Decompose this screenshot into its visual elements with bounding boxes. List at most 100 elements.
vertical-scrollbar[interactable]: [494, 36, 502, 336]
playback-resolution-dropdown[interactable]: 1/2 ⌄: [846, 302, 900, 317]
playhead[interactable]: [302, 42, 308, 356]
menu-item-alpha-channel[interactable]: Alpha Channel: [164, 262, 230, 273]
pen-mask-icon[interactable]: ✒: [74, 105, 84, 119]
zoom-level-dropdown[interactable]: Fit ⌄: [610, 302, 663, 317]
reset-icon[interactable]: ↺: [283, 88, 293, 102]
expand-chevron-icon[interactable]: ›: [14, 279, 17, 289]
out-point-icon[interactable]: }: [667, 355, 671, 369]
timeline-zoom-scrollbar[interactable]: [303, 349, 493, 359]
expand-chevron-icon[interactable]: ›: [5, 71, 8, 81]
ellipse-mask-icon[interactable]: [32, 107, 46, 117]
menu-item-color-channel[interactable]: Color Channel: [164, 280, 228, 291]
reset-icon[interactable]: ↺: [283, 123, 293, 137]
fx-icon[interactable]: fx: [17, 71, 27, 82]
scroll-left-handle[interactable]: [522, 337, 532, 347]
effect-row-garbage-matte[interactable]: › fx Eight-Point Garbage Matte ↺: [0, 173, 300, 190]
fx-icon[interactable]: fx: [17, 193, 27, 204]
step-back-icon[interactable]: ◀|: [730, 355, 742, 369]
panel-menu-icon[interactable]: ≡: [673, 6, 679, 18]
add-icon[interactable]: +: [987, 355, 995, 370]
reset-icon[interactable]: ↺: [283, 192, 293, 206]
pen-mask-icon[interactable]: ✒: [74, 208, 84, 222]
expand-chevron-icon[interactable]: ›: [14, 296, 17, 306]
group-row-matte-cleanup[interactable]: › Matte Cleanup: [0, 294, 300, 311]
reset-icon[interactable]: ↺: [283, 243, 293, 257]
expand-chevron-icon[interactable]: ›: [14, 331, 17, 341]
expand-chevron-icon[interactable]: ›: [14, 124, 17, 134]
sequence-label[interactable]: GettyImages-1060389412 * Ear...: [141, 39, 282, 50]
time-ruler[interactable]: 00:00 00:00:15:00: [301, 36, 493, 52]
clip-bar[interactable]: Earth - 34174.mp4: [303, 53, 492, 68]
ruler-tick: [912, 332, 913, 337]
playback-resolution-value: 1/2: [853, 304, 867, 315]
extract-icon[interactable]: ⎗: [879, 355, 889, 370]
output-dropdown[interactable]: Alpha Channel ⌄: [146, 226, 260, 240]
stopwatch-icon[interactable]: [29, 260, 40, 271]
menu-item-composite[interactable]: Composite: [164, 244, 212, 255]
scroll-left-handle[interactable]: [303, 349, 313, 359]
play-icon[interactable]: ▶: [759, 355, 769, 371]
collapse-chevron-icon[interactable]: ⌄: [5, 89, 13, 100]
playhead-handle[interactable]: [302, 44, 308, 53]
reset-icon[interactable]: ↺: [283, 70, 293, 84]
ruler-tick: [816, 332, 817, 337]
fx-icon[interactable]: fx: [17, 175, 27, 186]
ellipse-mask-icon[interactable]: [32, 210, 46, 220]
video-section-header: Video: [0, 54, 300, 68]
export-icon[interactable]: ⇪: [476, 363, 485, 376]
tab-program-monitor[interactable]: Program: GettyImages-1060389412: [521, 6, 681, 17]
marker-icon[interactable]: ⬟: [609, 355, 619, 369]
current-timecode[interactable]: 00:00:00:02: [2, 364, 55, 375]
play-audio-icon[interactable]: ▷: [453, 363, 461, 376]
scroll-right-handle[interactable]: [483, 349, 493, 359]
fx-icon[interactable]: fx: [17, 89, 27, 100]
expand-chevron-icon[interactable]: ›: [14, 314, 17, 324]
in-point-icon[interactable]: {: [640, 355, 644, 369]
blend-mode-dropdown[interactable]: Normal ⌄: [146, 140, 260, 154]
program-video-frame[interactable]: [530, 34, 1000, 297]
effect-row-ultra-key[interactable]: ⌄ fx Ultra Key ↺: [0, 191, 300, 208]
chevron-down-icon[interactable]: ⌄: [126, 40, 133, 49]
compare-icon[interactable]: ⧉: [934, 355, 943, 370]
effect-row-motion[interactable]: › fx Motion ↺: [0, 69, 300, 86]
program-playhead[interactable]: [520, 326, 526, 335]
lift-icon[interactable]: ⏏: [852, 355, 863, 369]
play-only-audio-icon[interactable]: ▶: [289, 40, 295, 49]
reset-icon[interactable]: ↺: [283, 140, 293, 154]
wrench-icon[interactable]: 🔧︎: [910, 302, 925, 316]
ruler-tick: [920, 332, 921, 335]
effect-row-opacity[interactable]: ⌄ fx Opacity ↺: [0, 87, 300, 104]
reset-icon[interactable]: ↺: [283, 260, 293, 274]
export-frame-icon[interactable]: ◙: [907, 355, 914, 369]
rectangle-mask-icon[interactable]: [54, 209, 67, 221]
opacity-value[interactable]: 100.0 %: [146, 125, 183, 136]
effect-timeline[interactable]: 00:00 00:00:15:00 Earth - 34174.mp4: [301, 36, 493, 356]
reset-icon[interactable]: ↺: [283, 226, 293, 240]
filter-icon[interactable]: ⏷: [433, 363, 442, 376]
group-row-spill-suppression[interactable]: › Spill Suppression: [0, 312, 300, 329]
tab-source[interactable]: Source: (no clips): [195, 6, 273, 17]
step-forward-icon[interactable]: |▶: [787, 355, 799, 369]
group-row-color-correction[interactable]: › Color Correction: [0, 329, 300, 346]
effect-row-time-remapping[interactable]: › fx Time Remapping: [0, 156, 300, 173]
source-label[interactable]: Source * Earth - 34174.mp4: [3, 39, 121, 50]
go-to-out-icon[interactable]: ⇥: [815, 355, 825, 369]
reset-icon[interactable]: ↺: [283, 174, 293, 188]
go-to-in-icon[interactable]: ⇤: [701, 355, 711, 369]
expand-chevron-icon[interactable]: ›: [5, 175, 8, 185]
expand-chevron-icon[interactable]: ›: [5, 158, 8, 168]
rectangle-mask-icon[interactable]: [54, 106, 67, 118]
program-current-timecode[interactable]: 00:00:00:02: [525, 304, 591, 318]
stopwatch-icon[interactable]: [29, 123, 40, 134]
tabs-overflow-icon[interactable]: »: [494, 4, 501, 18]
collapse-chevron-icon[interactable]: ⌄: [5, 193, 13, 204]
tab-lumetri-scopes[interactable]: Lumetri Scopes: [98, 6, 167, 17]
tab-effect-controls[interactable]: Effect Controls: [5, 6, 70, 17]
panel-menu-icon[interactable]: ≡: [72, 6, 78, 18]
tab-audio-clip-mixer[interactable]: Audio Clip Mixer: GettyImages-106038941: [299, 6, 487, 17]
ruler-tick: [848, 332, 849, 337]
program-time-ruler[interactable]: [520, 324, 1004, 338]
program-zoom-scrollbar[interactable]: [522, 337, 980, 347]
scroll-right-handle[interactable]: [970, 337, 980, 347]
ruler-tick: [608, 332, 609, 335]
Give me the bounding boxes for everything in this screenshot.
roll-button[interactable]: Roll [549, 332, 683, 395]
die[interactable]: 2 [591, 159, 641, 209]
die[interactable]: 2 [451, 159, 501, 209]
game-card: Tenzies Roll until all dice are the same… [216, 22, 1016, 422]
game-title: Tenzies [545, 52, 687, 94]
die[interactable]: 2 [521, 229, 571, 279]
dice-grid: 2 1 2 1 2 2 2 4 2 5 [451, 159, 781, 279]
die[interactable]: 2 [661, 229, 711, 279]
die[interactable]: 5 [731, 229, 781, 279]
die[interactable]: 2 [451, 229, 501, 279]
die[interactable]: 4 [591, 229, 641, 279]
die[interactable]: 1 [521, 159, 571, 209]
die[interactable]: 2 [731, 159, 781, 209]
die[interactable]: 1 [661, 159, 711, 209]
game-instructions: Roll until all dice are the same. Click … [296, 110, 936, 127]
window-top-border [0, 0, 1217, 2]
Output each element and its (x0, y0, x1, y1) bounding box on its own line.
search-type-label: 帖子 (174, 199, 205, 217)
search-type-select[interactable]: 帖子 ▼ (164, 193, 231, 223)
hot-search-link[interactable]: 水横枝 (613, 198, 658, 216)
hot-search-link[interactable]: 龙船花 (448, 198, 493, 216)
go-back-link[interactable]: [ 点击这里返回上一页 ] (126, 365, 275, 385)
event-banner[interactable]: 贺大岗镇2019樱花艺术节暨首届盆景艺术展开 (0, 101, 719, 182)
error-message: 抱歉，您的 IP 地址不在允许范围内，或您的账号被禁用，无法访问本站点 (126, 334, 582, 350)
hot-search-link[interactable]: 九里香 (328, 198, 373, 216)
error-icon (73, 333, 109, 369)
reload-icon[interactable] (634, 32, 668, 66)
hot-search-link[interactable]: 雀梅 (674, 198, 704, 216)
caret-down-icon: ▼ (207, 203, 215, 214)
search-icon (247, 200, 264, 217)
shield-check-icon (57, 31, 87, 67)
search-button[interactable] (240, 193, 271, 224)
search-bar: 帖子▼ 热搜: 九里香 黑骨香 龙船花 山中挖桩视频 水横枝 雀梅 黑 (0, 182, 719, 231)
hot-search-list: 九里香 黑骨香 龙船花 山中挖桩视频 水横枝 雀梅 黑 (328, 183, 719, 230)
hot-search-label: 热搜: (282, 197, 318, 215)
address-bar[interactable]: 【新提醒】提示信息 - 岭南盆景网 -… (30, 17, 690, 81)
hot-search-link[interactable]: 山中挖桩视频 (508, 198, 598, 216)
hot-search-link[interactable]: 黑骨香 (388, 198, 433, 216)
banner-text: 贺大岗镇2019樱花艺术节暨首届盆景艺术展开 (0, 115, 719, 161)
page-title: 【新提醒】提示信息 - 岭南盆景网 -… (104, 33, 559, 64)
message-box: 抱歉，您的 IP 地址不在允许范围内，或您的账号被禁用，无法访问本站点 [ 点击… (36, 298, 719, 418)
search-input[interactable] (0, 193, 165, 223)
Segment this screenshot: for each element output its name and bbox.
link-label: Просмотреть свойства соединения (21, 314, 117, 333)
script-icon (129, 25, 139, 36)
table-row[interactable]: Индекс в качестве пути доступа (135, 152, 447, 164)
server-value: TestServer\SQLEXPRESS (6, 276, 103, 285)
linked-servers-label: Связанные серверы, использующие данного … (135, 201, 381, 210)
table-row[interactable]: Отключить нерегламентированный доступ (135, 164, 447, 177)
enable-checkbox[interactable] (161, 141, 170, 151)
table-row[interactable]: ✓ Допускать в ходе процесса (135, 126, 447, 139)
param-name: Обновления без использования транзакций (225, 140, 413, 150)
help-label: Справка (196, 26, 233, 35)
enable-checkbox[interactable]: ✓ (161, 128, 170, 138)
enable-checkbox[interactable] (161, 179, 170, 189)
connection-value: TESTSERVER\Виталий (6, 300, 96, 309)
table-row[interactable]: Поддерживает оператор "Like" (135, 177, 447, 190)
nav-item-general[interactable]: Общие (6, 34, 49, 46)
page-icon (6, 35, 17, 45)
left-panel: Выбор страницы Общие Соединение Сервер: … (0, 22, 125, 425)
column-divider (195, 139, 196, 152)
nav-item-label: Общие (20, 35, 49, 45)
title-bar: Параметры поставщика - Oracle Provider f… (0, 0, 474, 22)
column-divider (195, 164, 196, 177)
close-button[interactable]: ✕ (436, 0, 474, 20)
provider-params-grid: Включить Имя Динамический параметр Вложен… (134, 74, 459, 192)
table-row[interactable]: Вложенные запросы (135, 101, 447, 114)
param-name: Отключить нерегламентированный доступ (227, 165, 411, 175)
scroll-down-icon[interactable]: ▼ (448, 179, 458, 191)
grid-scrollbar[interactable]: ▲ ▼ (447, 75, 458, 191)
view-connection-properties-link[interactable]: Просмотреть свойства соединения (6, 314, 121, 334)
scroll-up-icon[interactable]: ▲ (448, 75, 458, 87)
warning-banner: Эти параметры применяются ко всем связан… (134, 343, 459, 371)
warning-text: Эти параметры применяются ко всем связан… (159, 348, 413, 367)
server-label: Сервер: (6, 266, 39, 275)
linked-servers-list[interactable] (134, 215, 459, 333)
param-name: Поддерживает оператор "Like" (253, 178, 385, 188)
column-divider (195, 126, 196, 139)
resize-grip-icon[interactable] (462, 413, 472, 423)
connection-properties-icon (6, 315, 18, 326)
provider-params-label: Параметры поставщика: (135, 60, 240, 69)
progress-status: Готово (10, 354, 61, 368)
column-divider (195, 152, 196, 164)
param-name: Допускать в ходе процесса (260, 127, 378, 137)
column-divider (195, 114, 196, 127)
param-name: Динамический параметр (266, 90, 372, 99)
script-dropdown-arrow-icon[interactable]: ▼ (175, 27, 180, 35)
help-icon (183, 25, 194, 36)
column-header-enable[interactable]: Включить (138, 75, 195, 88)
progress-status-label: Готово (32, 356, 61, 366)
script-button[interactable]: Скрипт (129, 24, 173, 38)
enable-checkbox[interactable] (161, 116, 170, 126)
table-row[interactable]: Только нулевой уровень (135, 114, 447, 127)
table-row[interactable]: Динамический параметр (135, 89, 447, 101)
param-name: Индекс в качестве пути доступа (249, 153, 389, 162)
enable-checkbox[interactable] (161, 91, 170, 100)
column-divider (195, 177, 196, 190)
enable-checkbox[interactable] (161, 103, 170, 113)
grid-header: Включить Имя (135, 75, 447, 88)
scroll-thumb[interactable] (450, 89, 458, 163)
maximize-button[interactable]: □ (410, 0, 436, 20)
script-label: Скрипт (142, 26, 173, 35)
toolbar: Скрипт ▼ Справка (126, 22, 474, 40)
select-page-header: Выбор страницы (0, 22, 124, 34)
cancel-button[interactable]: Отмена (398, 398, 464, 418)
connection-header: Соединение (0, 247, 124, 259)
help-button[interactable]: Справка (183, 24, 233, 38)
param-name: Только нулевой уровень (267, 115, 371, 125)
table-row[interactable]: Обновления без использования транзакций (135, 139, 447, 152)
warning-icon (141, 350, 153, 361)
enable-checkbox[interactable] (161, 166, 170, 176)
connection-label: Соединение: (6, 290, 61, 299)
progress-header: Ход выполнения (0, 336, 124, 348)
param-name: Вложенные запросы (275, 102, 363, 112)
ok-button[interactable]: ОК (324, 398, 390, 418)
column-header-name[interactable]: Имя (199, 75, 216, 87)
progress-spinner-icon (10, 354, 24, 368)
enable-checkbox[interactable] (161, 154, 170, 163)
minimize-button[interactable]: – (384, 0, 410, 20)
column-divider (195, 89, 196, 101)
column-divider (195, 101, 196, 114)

-------

Repeat the entries from the first line through the line containing "play-icon[interactable]: ▶: [759, 355, 769, 371]", swapping "reset-icon" for "revert-icon" wherever it occurs and leaving everything else as it is.

Decompose this screenshot into its visual elements with bounding boxes. List at most 100 elements.
vertical-scrollbar[interactable]: [494, 36, 502, 336]
playback-resolution-dropdown[interactable]: 1/2 ⌄: [846, 302, 900, 317]
playhead[interactable]: [302, 42, 308, 356]
menu-item-alpha-channel[interactable]: Alpha Channel: [164, 262, 230, 273]
pen-mask-icon[interactable]: ✒: [74, 105, 84, 119]
zoom-level-dropdown[interactable]: Fit ⌄: [610, 302, 663, 317]
revert-icon[interactable]: ↺: [283, 88, 293, 102]
expand-chevron-icon[interactable]: ›: [14, 279, 17, 289]
out-point-icon[interactable]: }: [667, 355, 671, 369]
timeline-zoom-scrollbar[interactable]: [303, 349, 493, 359]
expand-chevron-icon[interactable]: ›: [5, 71, 8, 81]
ellipse-mask-icon[interactable]: [32, 107, 46, 117]
menu-item-color-channel[interactable]: Color Channel: [164, 280, 228, 291]
revert-icon[interactable]: ↺: [283, 123, 293, 137]
fx-icon[interactable]: fx: [17, 71, 27, 82]
scroll-left-handle[interactable]: [522, 337, 532, 347]
effect-row-garbage-matte[interactable]: › fx Eight-Point Garbage Matte ↺: [0, 173, 300, 190]
fx-icon[interactable]: fx: [17, 193, 27, 204]
step-back-icon[interactable]: ◀|: [730, 355, 742, 369]
panel-menu-icon[interactable]: ≡: [673, 6, 679, 18]
add-icon[interactable]: +: [987, 355, 995, 370]
revert-icon[interactable]: ↺: [283, 192, 293, 206]
pen-mask-icon[interactable]: ✒: [74, 208, 84, 222]
expand-chevron-icon[interactable]: ›: [14, 296, 17, 306]
group-row-matte-cleanup[interactable]: › Matte Cleanup: [0, 294, 300, 311]
revert-icon[interactable]: ↺: [283, 243, 293, 257]
expand-chevron-icon[interactable]: ›: [14, 331, 17, 341]
expand-chevron-icon[interactable]: ›: [14, 124, 17, 134]
sequence-label[interactable]: GettyImages-1060389412 * Ear...: [141, 39, 282, 50]
time-ruler[interactable]: 00:00 00:00:15:00: [301, 36, 493, 52]
clip-bar[interactable]: Earth - 34174.mp4: [303, 53, 492, 68]
ruler-tick: [912, 332, 913, 337]
playback-resolution-value: 1/2: [853, 304, 867, 315]
extract-icon[interactable]: ⎗: [879, 355, 889, 370]
output-dropdown[interactable]: Alpha Channel ⌄: [146, 226, 260, 240]
stopwatch-icon[interactable]: [29, 260, 40, 271]
menu-item-composite[interactable]: Composite: [164, 244, 212, 255]
scroll-left-handle[interactable]: [303, 349, 313, 359]
play-icon[interactable]: ▶: [759, 355, 769, 371]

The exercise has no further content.